# Written instruction
Pictures stay out of your copy, but everything else in the records below must be repeated exactly.
══ Records for the exercise
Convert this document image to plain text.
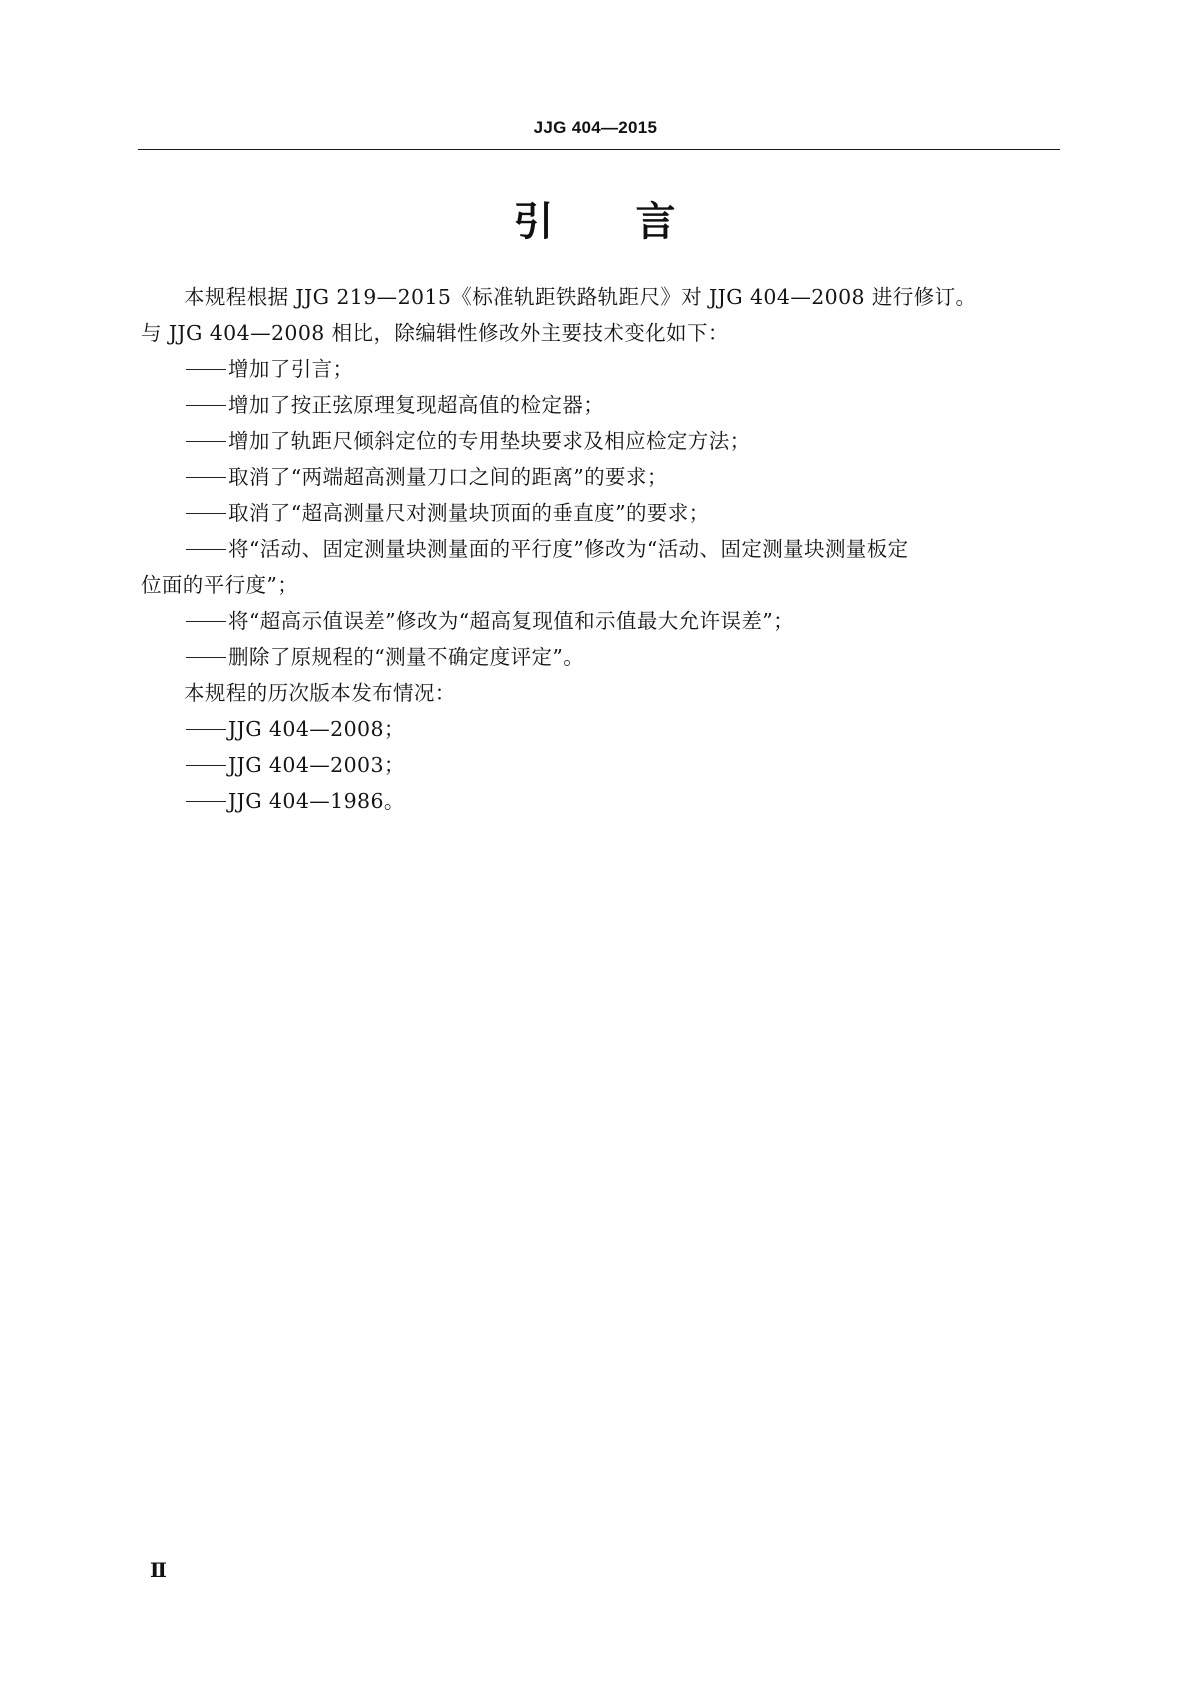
JJG 404—2015
引 言

本规程根据 JJG 219—2015《标准轨距铁路轨距尺》对 JJG 404—2008 进行修订。

与 JJG 404—2008 相比，除编辑性修改外主要技术变化如下：

增加了引言；

增加了按正弦原理复现超高值的检定器；

增加了轨距尺倾斜定位的专用垫块要求及相应检定方法；

取消了“两端超高测量刀口之间的距离”的要求；

取消了“超高测量尺对测量块顶面的垂直度”的要求；

将“活动、固定测量块测量面的平行度”修改为“活动、固定测量块测量板定

位面的平行度”；

将“超高示值误差”修改为“超高复现值和示值最大允许误差”；

删除了原规程的“测量不确定度评定”。

本规程的历次版本发布情况：

JJG 404—2008；

JJG 404—2003；

JJG 404—1986。

Ⅱ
════
# Answer in full
Convert this document image to plain text.
JJG 404—2015
引 言

本规程根据 JJG 219—2015《标准轨距铁路轨距尺》对 JJG 404—2008 进行修订。

与 JJG 404—2008 相比，除编辑性修改外主要技术变化如下：

增加了引言；

增加了按正弦原理复现超高值的检定器；

增加了轨距尺倾斜定位的专用垫块要求及相应检定方法；

取消了“两端超高测量刀口之间的距离”的要求；

取消了“超高测量尺对测量块顶面的垂直度”的要求；

将“活动、固定测量块测量面的平行度”修改为“活动、固定测量块测量板定

位面的平行度”；

将“超高示值误差”修改为“超高复现值和示值最大允许误差”；

删除了原规程的“测量不确定度评定”。

本规程的历次版本发布情况：

JJG 404—2008；

JJG 404—2003；

JJG 404—1986。

Ⅱ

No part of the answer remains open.